= Task to carry out =
Transcribe the full listing exactly, and drop every picture.

##############################

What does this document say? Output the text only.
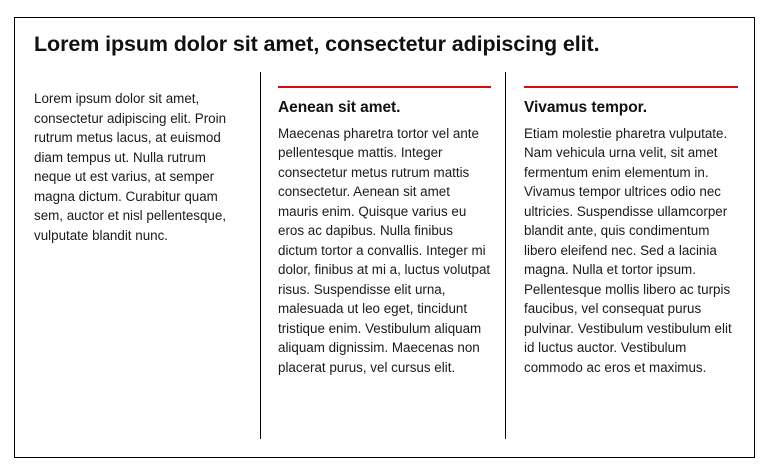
Lorem ipsum dolor sit amet, consectetur adipiscing elit.

Lorem ipsum dolor sit amet, consectetur adipiscing elit. Proin rutrum metus lacus, at euismod diam tempus ut. Nulla rutrum neque ut est varius, at semper magna dictum. Curabitur quam sem, auctor et nisl pellentesque, vulputate blandit nunc.

Aenean sit amet.

Maecenas pharetra tortor vel ante pellentesque mattis. Integer consectetur metus rutrum mattis consectetur. Aenean sit amet mauris enim. Quisque varius eu eros ac dapibus. Nulla finibus dictum tortor a convallis. Integer mi dolor, finibus at mi a, luctus volutpat risus. Suspendisse elit urna, malesuada ut leo eget, tincidunt tristique enim. Vestibulum aliquam aliquam dignissim. Maecenas non placerat purus, vel cursus elit.

Vivamus tempor.

Etiam molestie pharetra vulputate. Nam vehicula urna velit, sit amet fermentum enim elementum in. Vivamus tempor ultrices odio nec ultricies. Suspendisse ullamcorper blandit ante, quis condimentum libero eleifend nec. Sed a lacinia magna. Nulla et tortor ipsum.

Pellentesque mollis libero ac turpis faucibus, vel consequat purus pulvinar. Vestibulum vestibulum elit id luctus auctor. Vestibulum commodo ac eros et maximus.
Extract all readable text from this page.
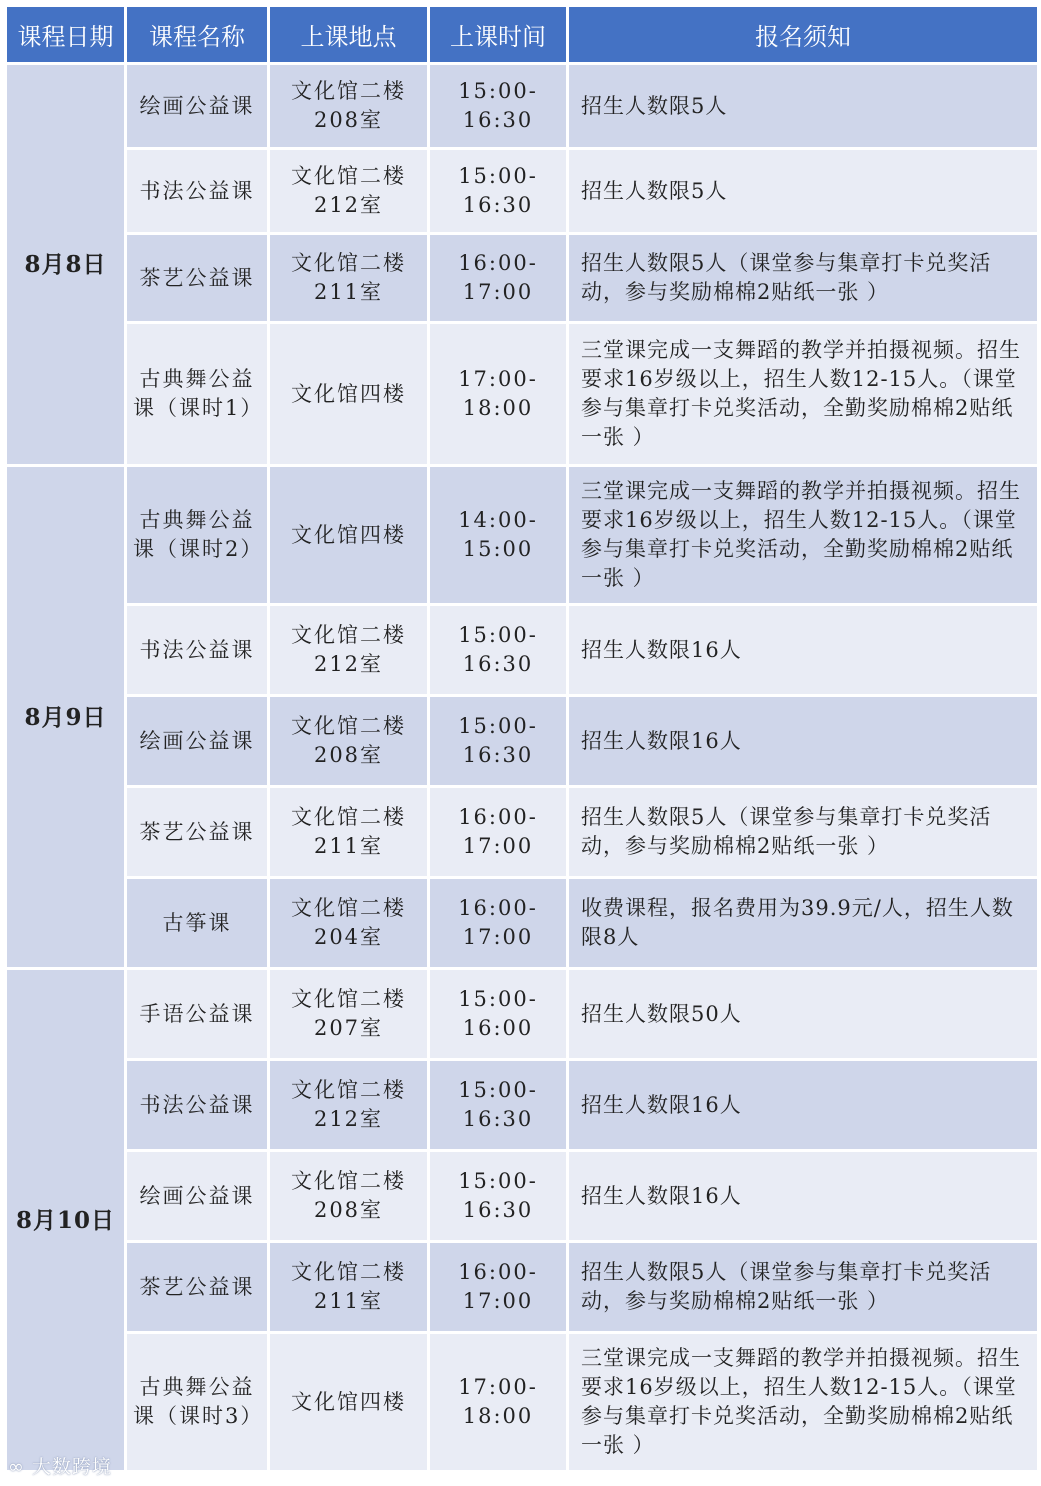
课程日期	课程名称	上课地点	上课时间	报名须知
8月8日	绘画公益课	文化馆二楼208室	15:00-16:30	招生人数限5人
	书法公益课	文化馆二楼212室	15:00-16:30	招生人数限5人
	茶艺公益课	文化馆二楼211室	16:00-17:00	招生人数限5人（课堂参与集章打卡兑奖活动，参与奖励棉棉2贴纸一张 ）
	古典舞公益课（课时1）	文化馆四楼	17:00-18:00	三堂课完成一支舞蹈的教学并拍摄视频。招生要求16岁级以上，招生人数12-15人。（课堂参与集章打卡兑奖活动，全勤奖励棉棉2贴纸一张 ）
8月9日	古典舞公益课（课时2）	文化馆四楼	14:00-15:00	三堂课完成一支舞蹈的教学并拍摄视频。招生要求16岁级以上，招生人数12-15人。（课堂参与集章打卡兑奖活动，全勤奖励棉棉2贴纸一张 ）
	书法公益课	文化馆二楼212室	15:00-16:30	招生人数限16人
	绘画公益课	文化馆二楼208室	15:00-16:30	招生人数限16人
	茶艺公益课	文化馆二楼211室	16:00-17:00	招生人数限5人（课堂参与集章打卡兑奖活动，参与奖励棉棉2贴纸一张 ）
	古筝课	文化馆二楼204室	16:00-17:00	收费课程，报名费用为39.9元/人，招生人数限8人
8月10日	手语公益课	文化馆二楼207室	15:00-16:00	招生人数限50人
	书法公益课	文化馆二楼212室	15:00-16:30	招生人数限16人
	绘画公益课	文化馆二楼208室	15:00-16:30	招生人数限16人
	茶艺公益课	文化馆二楼211室	16:00-17:00	招生人数限5人（课堂参与集章打卡兑奖活动，参与奖励棉棉2贴纸一张 ）
	古典舞公益课（课时3）	文化馆四楼	17:00-18:00	三堂课完成一支舞蹈的教学并拍摄视频。招生要求16岁级以上，招生人数12-15人。（课堂参与集章打卡兑奖活动，全勤奖励棉棉2贴纸一张 ）
∞ 大数跨境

##############################

= Output for this task =
What does this document say? Output the text only.
Lorem ipsum dolor sit amet, consectetur adipiscing elit.

Lorem ipsum dolor sit amet, consectetur adipiscing elit. Proin rutrum metus lacus, at euismod diam tempus ut. Nulla rutrum neque ut est varius, at semper magna dictum. Curabitur quam sem, auctor et nisl pellentesque, vulputate blandit nunc.

Aenean sit amet.

Maecenas pharetra tortor vel ante pellentesque mattis. Integer consectetur metus rutrum mattis consectetur. Aenean sit amet mauris enim. Quisque varius eu eros ac dapibus. Nulla finibus dictum tortor a convallis. Integer mi dolor, finibus at mi a, luctus volutpat risus. Suspendisse elit urna, malesuada ut leo eget, tincidunt tristique enim. Vestibulum aliquam aliquam dignissim. Maecenas non placerat purus, vel cursus elit.

Vivamus tempor.

Etiam molestie pharetra vulputate. Nam vehicula urna velit, sit amet fermentum enim elementum in. Vivamus tempor ultrices odio nec ultricies. Suspendisse ullamcorper blandit ante, quis condimentum libero eleifend nec. Sed a lacinia magna. Nulla et tortor ipsum.

Pellentesque mollis libero ac turpis faucibus, vel consequat purus pulvinar. Vestibulum vestibulum elit id luctus auctor. Vestibulum commodo ac eros et maximus.
Extract all readable text from this page.
课程日期	课程名称	上课地点	上课时间	报名须知
8月8日	绘画公益课	文化馆二楼208室	15:00-16:30	招生人数限5人
	书法公益课	文化馆二楼212室	15:00-16:30	招生人数限5人
	茶艺公益课	文化馆二楼211室	16:00-17:00	招生人数限5人（课堂参与集章打卡兑奖活动，参与奖励棉棉2贴纸一张 ）
	古典舞公益课（课时1）	文化馆四楼	17:00-18:00	三堂课完成一支舞蹈的教学并拍摄视频。招生要求16岁级以上，招生人数12-15人。（课堂参与集章打卡兑奖活动，全勤奖励棉棉2贴纸一张 ）
8月9日	古典舞公益课（课时2）	文化馆四楼	14:00-15:00	三堂课完成一支舞蹈的教学并拍摄视频。招生要求16岁级以上，招生人数12-15人。（课堂参与集章打卡兑奖活动，全勤奖励棉棉2贴纸一张 ）
	书法公益课	文化馆二楼212室	15:00-16:30	招生人数限16人
	绘画公益课	文化馆二楼208室	15:00-16:30	招生人数限16人
	茶艺公益课	文化馆二楼211室	16:00-17:00	招生人数限5人（课堂参与集章打卡兑奖活动，参与奖励棉棉2贴纸一张 ）
	古筝课	文化馆二楼204室	16:00-17:00	收费课程，报名费用为39.9元/人，招生人数限8人
8月10日	手语公益课	文化馆二楼207室	15:00-16:00	招生人数限50人
	书法公益课	文化馆二楼212室	15:00-16:30	招生人数限16人
	绘画公益课	文化馆二楼208室	15:00-16:30	招生人数限16人
	茶艺公益课	文化馆二楼211室	16:00-17:00	招生人数限5人（课堂参与集章打卡兑奖活动，参与奖励棉棉2贴纸一张 ）
	古典舞公益课（课时3）	文化馆四楼	17:00-18:00	三堂课完成一支舞蹈的教学并拍摄视频。招生要求16岁级以上，招生人数12-15人。（课堂参与集章打卡兑奖活动，全勤奖励棉棉2贴纸一张 ）
∞ 大数跨境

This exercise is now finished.